--- BEGIN RECORDED INFORMATION ---

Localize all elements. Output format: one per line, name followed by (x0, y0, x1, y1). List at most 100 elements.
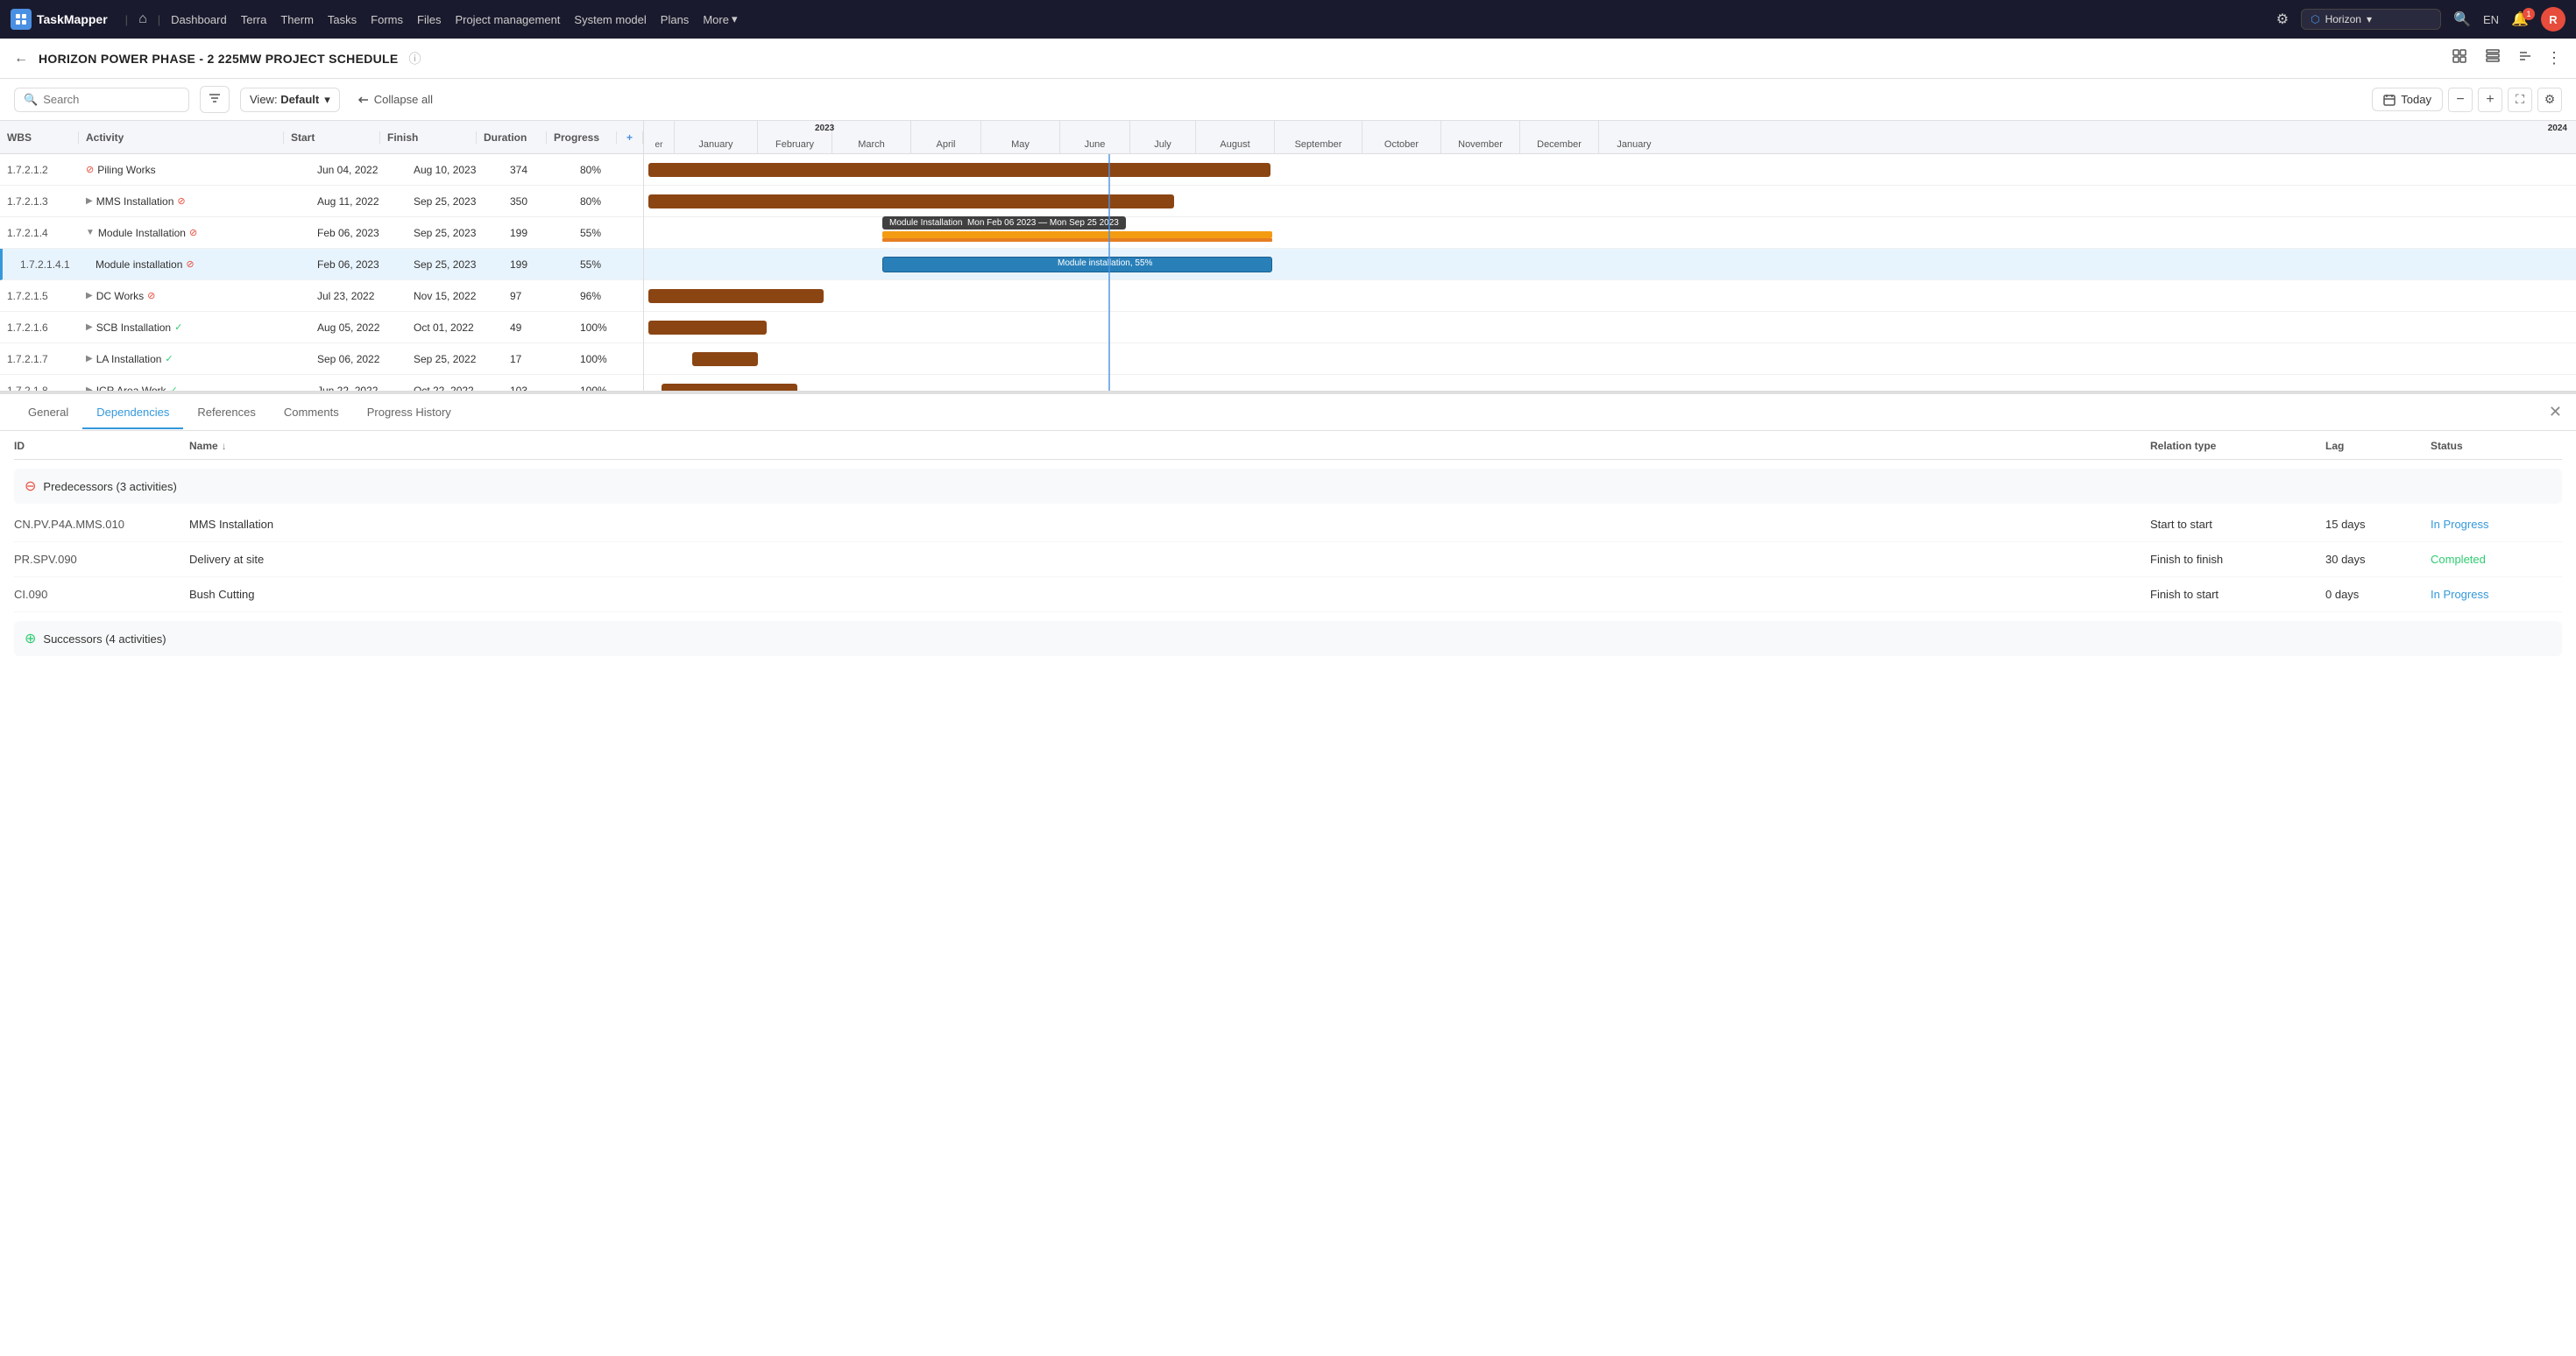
language-selector[interactable]: EN (2483, 13, 2499, 26)
nav-links: Dashboard Terra Therm Tasks Forms Files … (171, 12, 2266, 26)
settings-icon[interactable]: ⚙ (2273, 7, 2292, 32)
status-ok-icon: ✓ (174, 321, 182, 333)
nav-files[interactable]: Files (417, 13, 441, 26)
expand-icon[interactable]: ▶ (86, 322, 93, 332)
expand-icon[interactable]: ▶ (86, 196, 93, 206)
nav-forms[interactable]: Forms (371, 13, 403, 26)
header-start: Start (284, 131, 380, 144)
search-input[interactable] (43, 93, 166, 106)
bar-module-parent (882, 231, 1272, 238)
fullscreen-button[interactable]: ⛶ (2508, 88, 2532, 112)
dep-header-name[interactable]: Name ↓ (189, 440, 2150, 452)
bar-dc (648, 289, 824, 303)
search-box[interactable]: 🔍 (14, 88, 189, 112)
gantt-bar-tooltip: Module Installation Mon Feb 06 2023 — Mo… (882, 216, 1126, 230)
search-icon[interactable]: 🔍 (2450, 7, 2474, 32)
nav-tasks[interactable]: Tasks (328, 13, 357, 26)
zoom-out-button[interactable]: − (2448, 88, 2473, 112)
collapse-all-button[interactable]: Collapse all (350, 88, 440, 110)
header-finish: Finish (380, 131, 477, 144)
year-2023-label: 2023 (815, 124, 834, 133)
filter-button[interactable] (200, 86, 230, 113)
predecessors-section[interactable]: ⊖ Predecessors (3 activities) (14, 469, 2562, 504)
bar-la (692, 352, 758, 366)
month-dec: December (1520, 121, 1599, 153)
close-panel-button[interactable]: ✕ (2549, 403, 2562, 421)
dep-header-status: Status (2431, 440, 2562, 452)
nav-dashboard[interactable]: Dashboard (171, 13, 227, 26)
nav-project-mgmt[interactable]: Project management (455, 13, 560, 26)
page-header: ← HORIZON POWER PHASE - 2 225MW PROJECT … (0, 39, 2576, 79)
more-options-button[interactable]: ⋮ (2546, 49, 2562, 67)
search-icon: 🔍 (24, 93, 38, 107)
gantt-row-mms (644, 186, 2576, 217)
gantt-row-module-parent: Module Installation Mon Feb 06 2023 — Mo… (644, 217, 2576, 249)
nav-plans[interactable]: Plans (661, 13, 690, 26)
gantt-row-icr: Sat Dec 31 2022 (644, 375, 2576, 391)
gantt-row-dc (644, 280, 2576, 312)
dep-header-relation: Relation type (2150, 440, 2325, 452)
app-logo[interactable]: TaskMapper (11, 9, 108, 30)
table-row-selected[interactable]: 1.7.2.1.4.1 Module installation ⊘ Feb 06… (0, 249, 643, 280)
home-icon[interactable]: ⌂ (138, 11, 147, 27)
bar-module-parent-progress (882, 238, 1272, 242)
expand-icon[interactable]: ▶ (86, 291, 93, 300)
month-jan: January (675, 121, 758, 153)
tab-references[interactable]: References (183, 397, 269, 429)
add-column-button[interactable]: + (617, 131, 643, 144)
user-avatar[interactable]: R (2541, 7, 2565, 32)
dep-row-2[interactable]: PR.SPV.090 Delivery at site Finish to fi… (14, 542, 2562, 577)
dep-row-3[interactable]: CI.090 Bush Cutting Finish to start 0 da… (14, 577, 2562, 612)
nav-more[interactable]: More ▾ (703, 12, 737, 26)
table-row[interactable]: 1.7.2.1.8 ▶ ICR Area Work ✓ Jun 22, 2022… (0, 375, 643, 391)
month-nov: November (1441, 121, 1520, 153)
month-jan2024: January (1599, 121, 1669, 153)
sort-arrow-icon: ↓ (222, 440, 227, 452)
bar-module-selected (882, 257, 1272, 272)
table-row[interactable]: 1.7.2.1.5 ▶ DC Works ⊘ Jul 23, 2022 Nov … (0, 280, 643, 312)
tab-comments[interactable]: Comments (270, 397, 353, 429)
tab-dependencies[interactable]: Dependencies (82, 397, 183, 429)
table-row[interactable]: 1.7.2.1.6 ▶ SCB Installation ✓ Aug 05, 2… (0, 312, 643, 343)
tab-general[interactable]: General (14, 397, 82, 429)
collapse-icon[interactable]: ▼ (86, 228, 95, 237)
gantt-row-piling (644, 154, 2576, 186)
header-wbs: WBS (0, 131, 79, 144)
nav-system-model[interactable]: System model (574, 13, 646, 26)
nav-therm[interactable]: Therm (280, 13, 314, 26)
bar-mms (648, 194, 1174, 208)
month-may: May (981, 121, 1060, 153)
gantt-view-button[interactable] (2513, 45, 2539, 72)
zoom-in-button[interactable]: + (2478, 88, 2502, 112)
table-row[interactable]: 1.7.2.1.7 ▶ LA Installation ✓ Sep 06, 20… (0, 343, 643, 375)
today-button[interactable]: Today (2372, 88, 2443, 111)
status-badge-inprogress: In Progress (2431, 518, 2562, 531)
back-button[interactable]: ← (14, 51, 28, 67)
tab-progress-history[interactable]: Progress History (353, 397, 465, 429)
table-row[interactable]: 1.7.2.1.3 ▶ MMS Installation ⊘ Aug 11, 2… (0, 186, 643, 217)
collapse-section-icon[interactable]: ⊖ (25, 477, 36, 495)
page-title: HORIZON POWER PHASE - 2 225MW PROJECT SC… (39, 52, 399, 66)
grid-view-button[interactable] (2446, 45, 2473, 72)
view-label: View: Default (250, 93, 319, 106)
status-warn-icon: ⊘ (147, 290, 155, 301)
expand-section-icon[interactable]: ⊕ (25, 630, 36, 647)
successors-section[interactable]: ⊕ Successors (4 activities) (14, 621, 2562, 656)
dep-row-1[interactable]: CN.PV.P4A.MMS.010 MMS Installation Start… (14, 507, 2562, 542)
nav-terra[interactable]: Terra (241, 13, 267, 26)
month-jul: July (1130, 121, 1196, 153)
info-icon[interactable]: ⓘ (409, 50, 421, 67)
expand-icon[interactable]: ▶ (86, 385, 93, 391)
header-progress: Progress (547, 131, 617, 144)
expand-icon[interactable]: ▶ (86, 354, 93, 364)
workspace-selector[interactable]: ⬡ Horizon ▾ (2301, 9, 2441, 30)
table-row[interactable]: 1.7.2.1.2 ⊘ Piling Works Jun 04, 2022 Au… (0, 154, 643, 186)
table-row[interactable]: 1.7.2.1.4 ▼ Module Installation ⊘ Feb 06… (0, 217, 643, 249)
today-line (1108, 154, 1110, 391)
column-settings-button[interactable]: ⚙ (2537, 88, 2562, 112)
toolbar-right: Today − + ⛶ ⚙ (2372, 88, 2562, 112)
view-selector[interactable]: View: Default ▾ (240, 88, 340, 112)
notifications-button[interactable]: 🔔 1 (2508, 11, 2532, 28)
year-2024-label: 2024 (2548, 124, 2567, 133)
table-view-button[interactable] (2480, 45, 2506, 72)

--- END RECORDED INFORMATION ---

## WRITTEN EXERCISE:
Can you write out the lines from the one containing "language-selector[interactable]: EN (2483, 13, 2499, 26)" through the one containing "nav-files[interactable]: Files (417, 13, 441, 26)", both included, as a JSON list of strings with one string per line and any blank lines omitted?

## PROBLEM SOLUTION:
[
  "language-selector[interactable]: EN (2483, 13, 2499, 26)",
  "nav-links: Dashboard Terra Therm Tasks Forms Files … (171, 12, 2266, 26)",
  "settings-icon[interactable]: ⚙ (2273, 7, 2292, 32)",
  "status-ok-icon: ✓ (174, 321, 182, 333)",
  "nav-files[interactable]: Files (417, 13, 441, 26)"
]